MATERIAL PROVIDED start
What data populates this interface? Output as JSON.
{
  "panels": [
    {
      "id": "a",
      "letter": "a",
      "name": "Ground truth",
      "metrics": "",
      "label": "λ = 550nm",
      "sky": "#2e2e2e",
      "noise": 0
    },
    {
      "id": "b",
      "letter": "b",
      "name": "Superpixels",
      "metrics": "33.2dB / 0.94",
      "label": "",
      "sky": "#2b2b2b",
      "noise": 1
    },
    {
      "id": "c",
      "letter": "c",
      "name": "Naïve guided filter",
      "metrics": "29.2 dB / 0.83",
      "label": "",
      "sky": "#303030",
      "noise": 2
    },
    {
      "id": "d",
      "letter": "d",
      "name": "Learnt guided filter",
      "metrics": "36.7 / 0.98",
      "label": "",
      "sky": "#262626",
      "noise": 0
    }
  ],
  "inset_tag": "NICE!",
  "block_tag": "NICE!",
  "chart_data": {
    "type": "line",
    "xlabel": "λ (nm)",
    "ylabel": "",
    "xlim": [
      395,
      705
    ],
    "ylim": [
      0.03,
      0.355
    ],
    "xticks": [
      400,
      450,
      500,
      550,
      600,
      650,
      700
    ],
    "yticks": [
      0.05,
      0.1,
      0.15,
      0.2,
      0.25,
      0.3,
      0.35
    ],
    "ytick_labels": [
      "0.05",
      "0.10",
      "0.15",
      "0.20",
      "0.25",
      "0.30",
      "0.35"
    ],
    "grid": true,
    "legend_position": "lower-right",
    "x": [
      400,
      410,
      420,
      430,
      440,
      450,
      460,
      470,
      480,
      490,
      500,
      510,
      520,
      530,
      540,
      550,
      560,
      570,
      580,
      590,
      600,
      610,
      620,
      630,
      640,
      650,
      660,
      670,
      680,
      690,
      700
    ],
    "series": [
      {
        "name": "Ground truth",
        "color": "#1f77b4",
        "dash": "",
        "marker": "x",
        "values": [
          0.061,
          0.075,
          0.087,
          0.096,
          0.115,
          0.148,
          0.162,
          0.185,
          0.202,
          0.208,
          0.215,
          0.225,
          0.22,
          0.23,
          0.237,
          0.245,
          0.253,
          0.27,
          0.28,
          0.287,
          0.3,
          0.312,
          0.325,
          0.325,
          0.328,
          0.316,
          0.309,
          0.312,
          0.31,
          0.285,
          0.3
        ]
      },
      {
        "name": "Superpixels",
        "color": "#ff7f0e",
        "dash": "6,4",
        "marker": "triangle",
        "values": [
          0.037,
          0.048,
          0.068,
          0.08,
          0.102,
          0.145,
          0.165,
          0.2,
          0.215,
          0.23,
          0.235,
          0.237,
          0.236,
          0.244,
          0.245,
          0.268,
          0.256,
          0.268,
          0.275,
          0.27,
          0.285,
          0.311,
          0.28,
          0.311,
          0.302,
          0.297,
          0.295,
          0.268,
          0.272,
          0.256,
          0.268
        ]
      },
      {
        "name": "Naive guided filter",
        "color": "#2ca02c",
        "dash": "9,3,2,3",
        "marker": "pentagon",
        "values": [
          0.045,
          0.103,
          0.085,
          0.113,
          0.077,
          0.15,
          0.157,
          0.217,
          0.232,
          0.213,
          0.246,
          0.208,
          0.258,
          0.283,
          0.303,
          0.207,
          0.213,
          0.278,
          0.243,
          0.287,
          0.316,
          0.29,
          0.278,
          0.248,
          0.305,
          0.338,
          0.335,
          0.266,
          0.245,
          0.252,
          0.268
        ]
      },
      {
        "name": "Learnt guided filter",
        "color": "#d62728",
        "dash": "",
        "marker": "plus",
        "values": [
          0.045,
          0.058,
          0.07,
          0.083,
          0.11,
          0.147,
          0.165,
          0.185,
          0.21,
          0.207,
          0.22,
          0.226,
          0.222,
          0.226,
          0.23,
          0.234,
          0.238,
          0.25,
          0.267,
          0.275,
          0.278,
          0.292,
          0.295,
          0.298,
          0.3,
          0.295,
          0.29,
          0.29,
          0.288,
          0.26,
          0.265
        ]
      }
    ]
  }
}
MATERIAL PROVIDED end
MATERIAL PROVIDED start
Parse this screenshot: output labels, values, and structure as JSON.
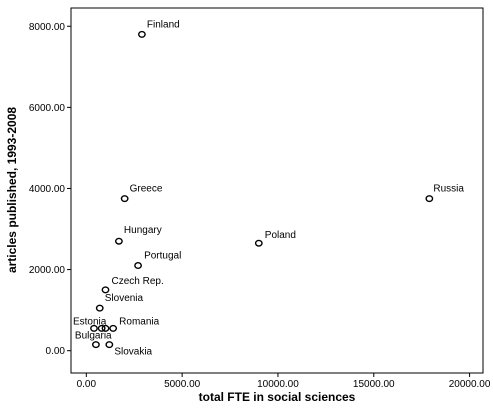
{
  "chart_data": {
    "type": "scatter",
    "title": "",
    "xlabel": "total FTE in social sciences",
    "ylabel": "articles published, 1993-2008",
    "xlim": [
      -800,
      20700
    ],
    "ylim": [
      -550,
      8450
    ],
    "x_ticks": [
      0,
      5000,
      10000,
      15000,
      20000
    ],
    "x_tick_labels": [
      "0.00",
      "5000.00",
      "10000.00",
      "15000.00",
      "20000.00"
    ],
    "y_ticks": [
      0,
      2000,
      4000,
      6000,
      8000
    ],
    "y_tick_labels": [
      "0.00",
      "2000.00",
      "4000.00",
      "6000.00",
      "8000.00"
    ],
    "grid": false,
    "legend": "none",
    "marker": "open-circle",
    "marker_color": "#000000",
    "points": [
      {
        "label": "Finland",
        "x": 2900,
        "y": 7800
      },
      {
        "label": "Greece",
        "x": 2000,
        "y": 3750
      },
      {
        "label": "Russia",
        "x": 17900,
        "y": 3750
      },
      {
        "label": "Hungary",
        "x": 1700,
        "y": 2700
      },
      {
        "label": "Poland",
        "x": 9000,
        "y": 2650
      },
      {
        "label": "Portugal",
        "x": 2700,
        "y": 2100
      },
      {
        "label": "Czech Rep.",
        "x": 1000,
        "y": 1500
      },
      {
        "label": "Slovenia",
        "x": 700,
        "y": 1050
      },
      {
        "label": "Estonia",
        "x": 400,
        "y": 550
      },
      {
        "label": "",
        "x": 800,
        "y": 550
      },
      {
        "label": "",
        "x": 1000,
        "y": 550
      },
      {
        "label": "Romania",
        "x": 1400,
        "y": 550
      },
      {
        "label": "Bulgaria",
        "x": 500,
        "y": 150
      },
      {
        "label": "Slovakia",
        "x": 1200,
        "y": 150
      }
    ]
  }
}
MATERIAL PROVIDED end
EXERCISE PROMPT>
Pick out the lines above that hold the string "Superpixels" and show them.

SOLUTION TO THIS TASK>
      "name": "Superpixels",
        "name": "Superpixels",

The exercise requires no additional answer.